> [Records to use]:
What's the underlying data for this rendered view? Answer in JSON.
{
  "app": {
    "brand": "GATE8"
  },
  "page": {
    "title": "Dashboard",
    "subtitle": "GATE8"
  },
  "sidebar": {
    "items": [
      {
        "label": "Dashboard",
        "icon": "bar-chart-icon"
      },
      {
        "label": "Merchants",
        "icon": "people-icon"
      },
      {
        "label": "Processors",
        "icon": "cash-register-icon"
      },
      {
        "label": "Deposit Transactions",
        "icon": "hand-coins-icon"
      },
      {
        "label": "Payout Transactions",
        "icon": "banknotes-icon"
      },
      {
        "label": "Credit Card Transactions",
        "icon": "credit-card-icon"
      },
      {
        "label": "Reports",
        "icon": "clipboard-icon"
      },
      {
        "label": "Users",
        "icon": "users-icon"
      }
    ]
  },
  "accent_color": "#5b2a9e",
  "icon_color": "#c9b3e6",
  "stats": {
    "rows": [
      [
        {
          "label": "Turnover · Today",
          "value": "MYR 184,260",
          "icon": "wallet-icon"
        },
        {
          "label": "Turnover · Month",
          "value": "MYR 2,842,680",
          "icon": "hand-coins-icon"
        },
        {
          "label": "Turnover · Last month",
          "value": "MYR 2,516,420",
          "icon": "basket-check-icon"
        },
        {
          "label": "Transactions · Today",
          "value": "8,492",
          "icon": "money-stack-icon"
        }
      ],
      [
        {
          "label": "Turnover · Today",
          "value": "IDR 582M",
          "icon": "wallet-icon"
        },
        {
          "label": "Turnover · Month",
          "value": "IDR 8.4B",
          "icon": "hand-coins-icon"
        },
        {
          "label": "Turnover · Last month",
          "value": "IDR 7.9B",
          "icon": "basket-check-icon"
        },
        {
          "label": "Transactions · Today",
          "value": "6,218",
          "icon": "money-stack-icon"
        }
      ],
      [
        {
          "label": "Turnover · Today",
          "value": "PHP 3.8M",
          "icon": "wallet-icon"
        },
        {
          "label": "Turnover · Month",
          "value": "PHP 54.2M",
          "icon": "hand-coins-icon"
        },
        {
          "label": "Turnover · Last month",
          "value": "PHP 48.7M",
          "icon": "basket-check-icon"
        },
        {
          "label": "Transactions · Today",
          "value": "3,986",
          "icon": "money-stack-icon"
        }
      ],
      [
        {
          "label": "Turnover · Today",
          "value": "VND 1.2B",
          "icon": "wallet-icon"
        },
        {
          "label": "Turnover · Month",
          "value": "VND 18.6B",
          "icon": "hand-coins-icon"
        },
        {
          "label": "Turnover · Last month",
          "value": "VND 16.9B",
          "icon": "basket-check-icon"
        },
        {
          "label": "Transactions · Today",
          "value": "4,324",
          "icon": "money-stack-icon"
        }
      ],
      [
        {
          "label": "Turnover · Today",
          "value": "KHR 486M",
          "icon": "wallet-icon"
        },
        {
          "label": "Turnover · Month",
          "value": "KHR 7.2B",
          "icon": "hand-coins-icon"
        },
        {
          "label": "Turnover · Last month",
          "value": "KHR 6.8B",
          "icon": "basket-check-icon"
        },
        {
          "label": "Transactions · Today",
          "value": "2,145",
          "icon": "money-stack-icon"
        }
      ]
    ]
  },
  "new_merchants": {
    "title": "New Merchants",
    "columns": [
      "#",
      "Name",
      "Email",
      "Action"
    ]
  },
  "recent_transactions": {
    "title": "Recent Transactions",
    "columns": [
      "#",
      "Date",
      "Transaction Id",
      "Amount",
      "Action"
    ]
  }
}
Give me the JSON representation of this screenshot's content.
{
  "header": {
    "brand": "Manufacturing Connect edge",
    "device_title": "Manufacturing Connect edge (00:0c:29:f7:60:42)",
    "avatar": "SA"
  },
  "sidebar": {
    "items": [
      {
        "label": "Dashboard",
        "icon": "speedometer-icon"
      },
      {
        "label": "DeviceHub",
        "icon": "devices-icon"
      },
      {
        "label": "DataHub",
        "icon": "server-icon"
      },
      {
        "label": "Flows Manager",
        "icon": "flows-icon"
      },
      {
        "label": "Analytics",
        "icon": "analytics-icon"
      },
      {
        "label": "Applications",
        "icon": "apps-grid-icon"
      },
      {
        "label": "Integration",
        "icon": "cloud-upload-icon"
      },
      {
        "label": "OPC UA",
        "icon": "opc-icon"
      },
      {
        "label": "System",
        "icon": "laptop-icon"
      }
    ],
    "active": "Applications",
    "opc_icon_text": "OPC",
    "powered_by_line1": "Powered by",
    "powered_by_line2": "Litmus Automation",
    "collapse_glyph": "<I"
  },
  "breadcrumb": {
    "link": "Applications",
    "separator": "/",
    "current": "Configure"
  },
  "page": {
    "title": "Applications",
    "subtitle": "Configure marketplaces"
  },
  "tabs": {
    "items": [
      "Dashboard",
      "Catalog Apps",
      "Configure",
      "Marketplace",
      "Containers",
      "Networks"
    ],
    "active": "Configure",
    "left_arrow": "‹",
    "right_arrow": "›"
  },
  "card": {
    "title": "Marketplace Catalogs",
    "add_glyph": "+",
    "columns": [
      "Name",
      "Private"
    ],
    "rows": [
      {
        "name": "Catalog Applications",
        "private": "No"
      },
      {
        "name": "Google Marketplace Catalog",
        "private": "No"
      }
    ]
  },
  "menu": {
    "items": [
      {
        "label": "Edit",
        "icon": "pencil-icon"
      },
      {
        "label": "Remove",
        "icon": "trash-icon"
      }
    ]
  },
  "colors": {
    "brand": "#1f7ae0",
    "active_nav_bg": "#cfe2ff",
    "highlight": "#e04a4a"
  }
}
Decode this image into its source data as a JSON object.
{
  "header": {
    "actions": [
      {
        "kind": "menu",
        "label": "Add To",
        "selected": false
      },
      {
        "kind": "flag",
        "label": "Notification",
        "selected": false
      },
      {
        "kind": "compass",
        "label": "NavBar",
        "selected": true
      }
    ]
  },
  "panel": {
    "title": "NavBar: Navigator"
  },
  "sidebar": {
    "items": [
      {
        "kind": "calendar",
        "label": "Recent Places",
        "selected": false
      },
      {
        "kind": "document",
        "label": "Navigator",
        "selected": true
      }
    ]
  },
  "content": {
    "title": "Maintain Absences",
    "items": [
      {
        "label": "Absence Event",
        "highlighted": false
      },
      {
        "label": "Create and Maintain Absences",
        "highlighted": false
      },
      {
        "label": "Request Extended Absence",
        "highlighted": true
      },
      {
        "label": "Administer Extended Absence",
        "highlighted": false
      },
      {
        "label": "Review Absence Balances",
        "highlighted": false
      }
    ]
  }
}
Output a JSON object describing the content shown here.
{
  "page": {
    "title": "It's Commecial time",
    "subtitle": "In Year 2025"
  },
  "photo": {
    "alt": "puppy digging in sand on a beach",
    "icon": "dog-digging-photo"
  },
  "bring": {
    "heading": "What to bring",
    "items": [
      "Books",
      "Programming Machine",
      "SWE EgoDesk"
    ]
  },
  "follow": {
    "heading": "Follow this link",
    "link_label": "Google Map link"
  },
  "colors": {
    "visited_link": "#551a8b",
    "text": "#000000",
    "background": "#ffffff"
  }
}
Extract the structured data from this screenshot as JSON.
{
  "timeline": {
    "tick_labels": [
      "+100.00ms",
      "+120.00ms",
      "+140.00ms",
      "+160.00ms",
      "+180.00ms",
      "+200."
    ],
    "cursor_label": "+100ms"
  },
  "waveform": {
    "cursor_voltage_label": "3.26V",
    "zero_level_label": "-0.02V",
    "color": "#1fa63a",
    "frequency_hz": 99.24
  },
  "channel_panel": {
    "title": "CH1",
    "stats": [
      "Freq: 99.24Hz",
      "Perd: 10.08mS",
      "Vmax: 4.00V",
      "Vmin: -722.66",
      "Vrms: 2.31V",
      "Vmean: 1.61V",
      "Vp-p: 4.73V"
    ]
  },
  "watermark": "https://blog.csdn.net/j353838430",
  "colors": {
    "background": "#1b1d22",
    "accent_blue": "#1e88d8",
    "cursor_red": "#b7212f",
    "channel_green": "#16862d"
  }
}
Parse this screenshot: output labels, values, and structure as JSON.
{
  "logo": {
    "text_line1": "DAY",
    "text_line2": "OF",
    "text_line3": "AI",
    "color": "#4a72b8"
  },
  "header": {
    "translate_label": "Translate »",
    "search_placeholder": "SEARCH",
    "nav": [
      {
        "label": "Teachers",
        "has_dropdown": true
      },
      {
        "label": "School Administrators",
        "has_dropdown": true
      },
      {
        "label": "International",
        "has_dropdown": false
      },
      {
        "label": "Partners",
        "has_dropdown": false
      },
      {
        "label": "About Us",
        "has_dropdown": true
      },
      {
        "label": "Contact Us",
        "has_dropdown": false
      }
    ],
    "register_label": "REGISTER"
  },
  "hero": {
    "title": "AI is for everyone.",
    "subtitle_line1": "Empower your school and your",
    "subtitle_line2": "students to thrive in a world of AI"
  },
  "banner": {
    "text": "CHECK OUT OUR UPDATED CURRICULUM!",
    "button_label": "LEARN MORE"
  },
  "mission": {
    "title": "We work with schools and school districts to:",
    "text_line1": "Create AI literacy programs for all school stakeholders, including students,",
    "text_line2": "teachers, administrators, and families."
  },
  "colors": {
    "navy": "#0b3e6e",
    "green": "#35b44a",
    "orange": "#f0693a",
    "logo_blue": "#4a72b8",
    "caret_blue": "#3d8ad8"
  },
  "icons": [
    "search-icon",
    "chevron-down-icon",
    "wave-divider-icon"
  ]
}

> [Short exercise]: Identify how many lines in the entries above include the string "Google", then state that number alone.

> [Correct answer]: 2